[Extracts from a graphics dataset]
%%
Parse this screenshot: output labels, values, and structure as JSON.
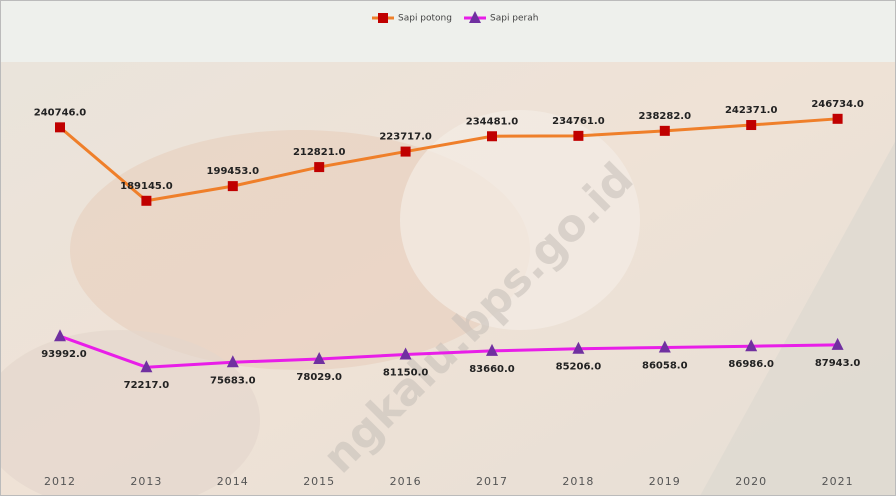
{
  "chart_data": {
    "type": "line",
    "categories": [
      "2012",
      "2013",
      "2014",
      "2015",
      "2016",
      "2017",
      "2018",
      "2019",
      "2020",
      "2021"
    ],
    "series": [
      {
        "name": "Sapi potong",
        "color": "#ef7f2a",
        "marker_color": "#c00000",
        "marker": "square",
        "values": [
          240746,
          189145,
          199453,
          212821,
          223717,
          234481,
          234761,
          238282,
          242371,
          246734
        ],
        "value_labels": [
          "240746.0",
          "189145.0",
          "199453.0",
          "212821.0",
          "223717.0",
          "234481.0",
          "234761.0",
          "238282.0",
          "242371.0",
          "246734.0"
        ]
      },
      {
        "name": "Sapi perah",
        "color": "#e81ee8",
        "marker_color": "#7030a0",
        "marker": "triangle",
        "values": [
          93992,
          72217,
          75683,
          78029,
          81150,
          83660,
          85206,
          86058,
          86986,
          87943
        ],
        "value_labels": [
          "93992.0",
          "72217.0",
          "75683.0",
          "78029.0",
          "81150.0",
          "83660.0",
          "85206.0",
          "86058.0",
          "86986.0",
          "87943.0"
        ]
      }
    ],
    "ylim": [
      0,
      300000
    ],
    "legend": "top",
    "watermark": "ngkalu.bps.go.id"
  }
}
%%
### PROBLEM DETAILS
The listing above needs to be output again exactly. Don't include the pictures.

### OUTPUT FOR THIS TASK
Parse this screenshot: output labels, values, and structure as JSON.
{
  "chart_data": {
    "type": "line",
    "categories": [
      "2012",
      "2013",
      "2014",
      "2015",
      "2016",
      "2017",
      "2018",
      "2019",
      "2020",
      "2021"
    ],
    "series": [
      {
        "name": "Sapi potong",
        "color": "#ef7f2a",
        "marker_color": "#c00000",
        "marker": "square",
        "values": [
          240746,
          189145,
          199453,
          212821,
          223717,
          234481,
          234761,
          238282,
          242371,
          246734
        ],
        "value_labels": [
          "240746.0",
          "189145.0",
          "199453.0",
          "212821.0",
          "223717.0",
          "234481.0",
          "234761.0",
          "238282.0",
          "242371.0",
          "246734.0"
        ]
      },
      {
        "name": "Sapi perah",
        "color": "#e81ee8",
        "marker_color": "#7030a0",
        "marker": "triangle",
        "values": [
          93992,
          72217,
          75683,
          78029,
          81150,
          83660,
          85206,
          86058,
          86986,
          87943
        ],
        "value_labels": [
          "93992.0",
          "72217.0",
          "75683.0",
          "78029.0",
          "81150.0",
          "83660.0",
          "85206.0",
          "86058.0",
          "86986.0",
          "87943.0"
        ]
      }
    ],
    "ylim": [
      0,
      300000
    ],
    "legend": "top",
    "watermark": "ngkalu.bps.go.id"
  }
}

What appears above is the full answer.